▶ **Task goal**:
Pull every line with the word "дітей" out of the entries below.
======== Supplied records ========
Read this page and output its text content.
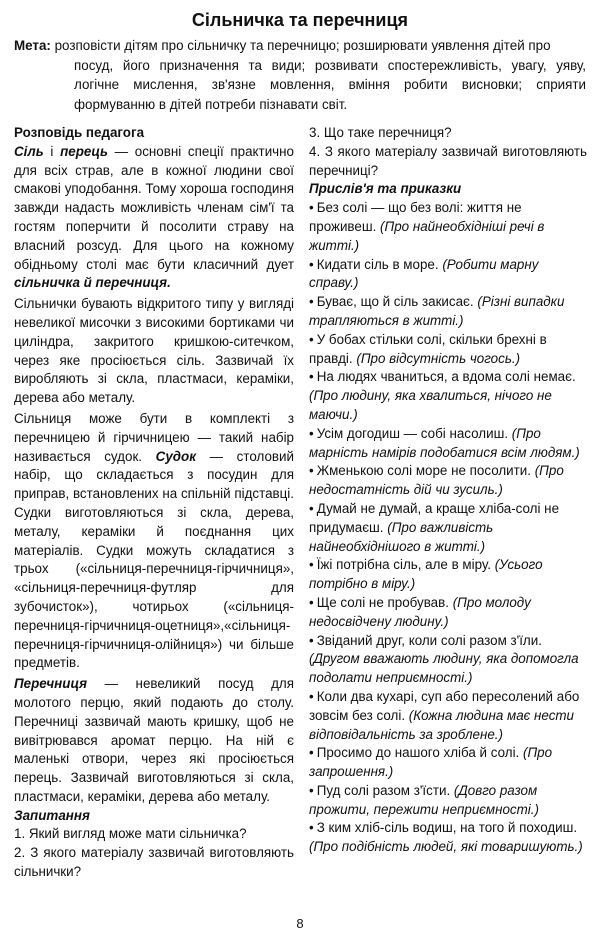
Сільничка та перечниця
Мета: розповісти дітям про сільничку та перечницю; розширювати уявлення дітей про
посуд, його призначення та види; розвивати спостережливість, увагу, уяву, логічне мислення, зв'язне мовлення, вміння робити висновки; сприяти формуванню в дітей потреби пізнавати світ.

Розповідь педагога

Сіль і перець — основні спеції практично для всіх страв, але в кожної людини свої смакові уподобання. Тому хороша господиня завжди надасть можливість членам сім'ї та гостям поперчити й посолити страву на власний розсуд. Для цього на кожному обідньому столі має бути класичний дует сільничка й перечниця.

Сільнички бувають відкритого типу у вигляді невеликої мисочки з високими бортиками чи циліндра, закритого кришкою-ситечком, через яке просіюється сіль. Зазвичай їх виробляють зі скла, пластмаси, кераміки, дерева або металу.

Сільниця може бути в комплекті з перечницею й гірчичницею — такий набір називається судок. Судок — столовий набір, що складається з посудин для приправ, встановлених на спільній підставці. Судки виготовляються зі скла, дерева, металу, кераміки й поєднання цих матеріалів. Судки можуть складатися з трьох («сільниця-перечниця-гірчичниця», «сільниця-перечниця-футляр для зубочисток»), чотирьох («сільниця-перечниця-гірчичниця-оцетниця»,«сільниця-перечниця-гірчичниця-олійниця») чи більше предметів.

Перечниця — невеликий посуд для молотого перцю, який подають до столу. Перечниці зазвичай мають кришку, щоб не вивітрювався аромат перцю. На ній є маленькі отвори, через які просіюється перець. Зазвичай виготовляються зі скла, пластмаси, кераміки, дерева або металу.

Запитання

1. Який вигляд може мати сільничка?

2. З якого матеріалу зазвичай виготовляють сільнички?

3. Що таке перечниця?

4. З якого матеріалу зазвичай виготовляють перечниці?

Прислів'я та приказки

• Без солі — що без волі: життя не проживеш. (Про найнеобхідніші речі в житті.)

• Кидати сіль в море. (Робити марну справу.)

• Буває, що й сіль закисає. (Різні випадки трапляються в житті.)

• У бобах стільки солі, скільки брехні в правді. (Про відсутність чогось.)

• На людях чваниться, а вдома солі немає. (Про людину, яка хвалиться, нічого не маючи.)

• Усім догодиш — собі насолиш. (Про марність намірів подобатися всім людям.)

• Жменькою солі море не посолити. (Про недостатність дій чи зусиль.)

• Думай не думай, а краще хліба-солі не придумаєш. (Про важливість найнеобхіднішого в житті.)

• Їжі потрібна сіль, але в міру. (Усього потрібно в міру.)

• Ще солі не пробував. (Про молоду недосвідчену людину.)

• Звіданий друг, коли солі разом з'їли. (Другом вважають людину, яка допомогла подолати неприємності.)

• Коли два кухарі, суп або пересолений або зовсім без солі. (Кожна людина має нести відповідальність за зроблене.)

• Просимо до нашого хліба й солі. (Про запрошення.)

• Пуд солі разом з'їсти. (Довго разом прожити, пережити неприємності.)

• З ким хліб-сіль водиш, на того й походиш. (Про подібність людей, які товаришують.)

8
========
======== Supplied records ========
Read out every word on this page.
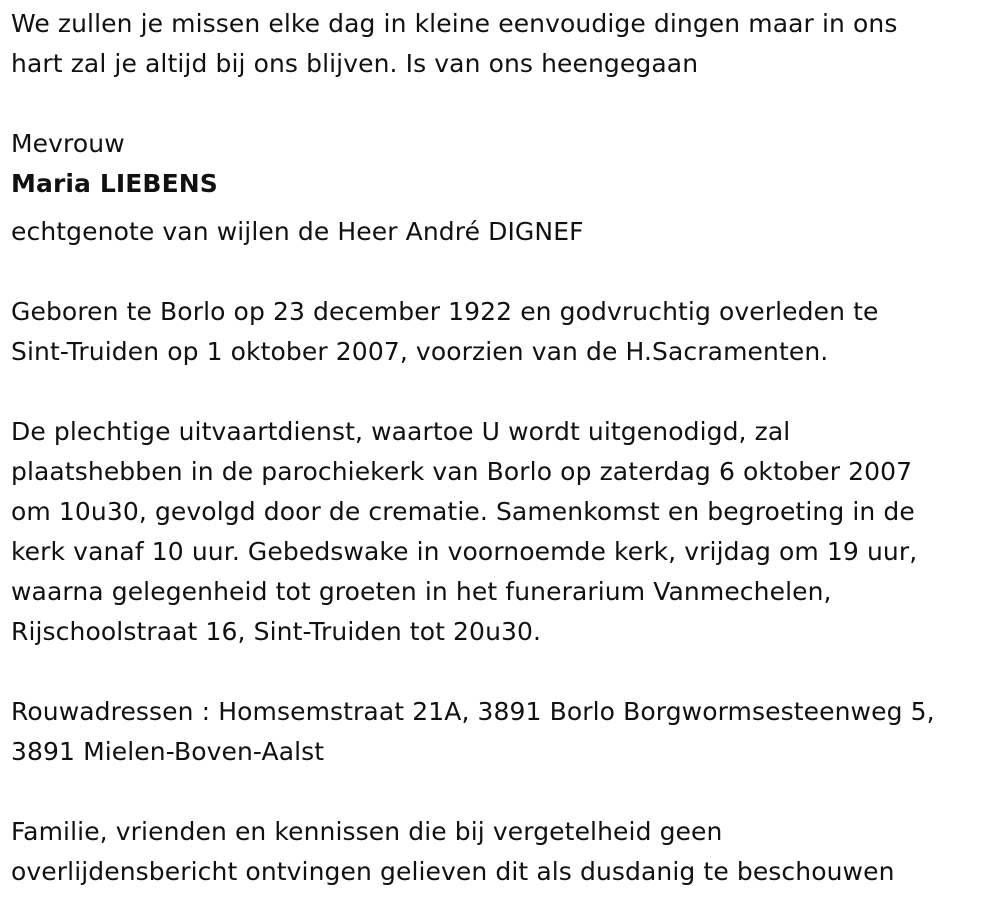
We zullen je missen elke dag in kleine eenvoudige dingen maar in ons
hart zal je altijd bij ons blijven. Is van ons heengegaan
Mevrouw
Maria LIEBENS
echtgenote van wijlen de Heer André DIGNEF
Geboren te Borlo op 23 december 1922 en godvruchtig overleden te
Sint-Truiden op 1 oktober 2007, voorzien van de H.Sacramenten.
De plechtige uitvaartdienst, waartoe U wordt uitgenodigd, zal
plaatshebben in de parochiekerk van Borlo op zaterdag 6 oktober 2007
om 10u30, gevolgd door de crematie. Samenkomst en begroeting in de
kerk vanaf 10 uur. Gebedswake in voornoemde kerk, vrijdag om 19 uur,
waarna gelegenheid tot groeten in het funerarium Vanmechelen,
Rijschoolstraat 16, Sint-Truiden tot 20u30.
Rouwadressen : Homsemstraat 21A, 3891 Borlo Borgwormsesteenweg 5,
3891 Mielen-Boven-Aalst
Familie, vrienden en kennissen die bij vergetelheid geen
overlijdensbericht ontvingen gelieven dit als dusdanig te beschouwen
========
▶ **Expected answer**:
Мета: розповісти дітям про сільничку та перечницю; розширювати уявлення дітей про
посуд, його призначення та види; розвивати спостережливість, увагу, уяву, логічне мислення, зв'язне мовлення, вміння робити висновки; сприяти формуванню в дітей потреби пізнавати світ.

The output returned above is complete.